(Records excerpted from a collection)

################

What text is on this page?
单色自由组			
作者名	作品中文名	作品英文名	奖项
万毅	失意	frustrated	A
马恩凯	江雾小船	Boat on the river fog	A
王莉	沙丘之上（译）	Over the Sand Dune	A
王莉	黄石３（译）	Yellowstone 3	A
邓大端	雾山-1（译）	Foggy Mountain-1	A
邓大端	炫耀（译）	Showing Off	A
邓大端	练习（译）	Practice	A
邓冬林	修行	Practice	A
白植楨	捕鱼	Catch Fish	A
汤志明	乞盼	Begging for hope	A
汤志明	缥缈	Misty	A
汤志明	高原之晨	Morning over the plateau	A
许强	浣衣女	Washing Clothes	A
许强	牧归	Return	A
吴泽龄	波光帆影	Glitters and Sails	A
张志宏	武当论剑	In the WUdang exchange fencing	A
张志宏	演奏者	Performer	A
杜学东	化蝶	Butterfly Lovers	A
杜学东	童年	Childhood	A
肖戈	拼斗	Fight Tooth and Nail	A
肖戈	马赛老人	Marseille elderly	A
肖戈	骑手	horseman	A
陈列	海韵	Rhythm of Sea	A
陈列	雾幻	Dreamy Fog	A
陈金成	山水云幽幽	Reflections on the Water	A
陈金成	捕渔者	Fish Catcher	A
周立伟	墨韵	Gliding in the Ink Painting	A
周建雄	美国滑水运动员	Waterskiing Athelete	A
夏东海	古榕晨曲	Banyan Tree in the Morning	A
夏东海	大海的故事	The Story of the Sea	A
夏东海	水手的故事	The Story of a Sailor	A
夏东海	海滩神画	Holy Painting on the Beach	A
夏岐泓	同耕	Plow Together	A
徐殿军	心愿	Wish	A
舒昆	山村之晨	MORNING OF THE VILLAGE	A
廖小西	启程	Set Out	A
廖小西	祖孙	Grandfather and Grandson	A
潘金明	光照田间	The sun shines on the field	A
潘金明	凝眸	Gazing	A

################

Type out the whole listing above again, exactly as it stands.

● **SOLUTION TO THE PROBLEM**:
What text is on this page?
单色自由组			
作者名	作品中文名	作品英文名	奖项
万毅	失意	frustrated	A
马恩凯	江雾小船	Boat on the river fog	A
王莉	沙丘之上（译）	Over the Sand Dune	A
王莉	黄石３（译）	Yellowstone 3	A
邓大端	雾山-1（译）	Foggy Mountain-1	A
邓大端	炫耀（译）	Showing Off	A
邓大端	练习（译）	Practice	A
邓冬林	修行	Practice	A
白植楨	捕鱼	Catch Fish	A
汤志明	乞盼	Begging for hope	A
汤志明	缥缈	Misty	A
汤志明	高原之晨	Morning over the plateau	A
许强	浣衣女	Washing Clothes	A
许强	牧归	Return	A
吴泽龄	波光帆影	Glitters and Sails	A
张志宏	武当论剑	In the WUdang exchange fencing	A
张志宏	演奏者	Performer	A
杜学东	化蝶	Butterfly Lovers	A
杜学东	童年	Childhood	A
肖戈	拼斗	Fight Tooth and Nail	A
肖戈	马赛老人	Marseille elderly	A
肖戈	骑手	horseman	A
陈列	海韵	Rhythm of Sea	A
陈列	雾幻	Dreamy Fog	A
陈金成	山水云幽幽	Reflections on the Water	A
陈金成	捕渔者	Fish Catcher	A
周立伟	墨韵	Gliding in the Ink Painting	A
周建雄	美国滑水运动员	Waterskiing Athelete	A
夏东海	古榕晨曲	Banyan Tree in the Morning	A
夏东海	大海的故事	The Story of the Sea	A
夏东海	水手的故事	The Story of a Sailor	A
夏东海	海滩神画	Holy Painting on the Beach	A
夏岐泓	同耕	Plow Together	A
徐殿军	心愿	Wish	A
舒昆	山村之晨	MORNING OF THE VILLAGE	A
廖小西	启程	Set Out	A
廖小西	祖孙	Grandfather and Grandson	A
潘金明	光照田间	The sun shines on the field	A
潘金明	凝眸	Gazing	A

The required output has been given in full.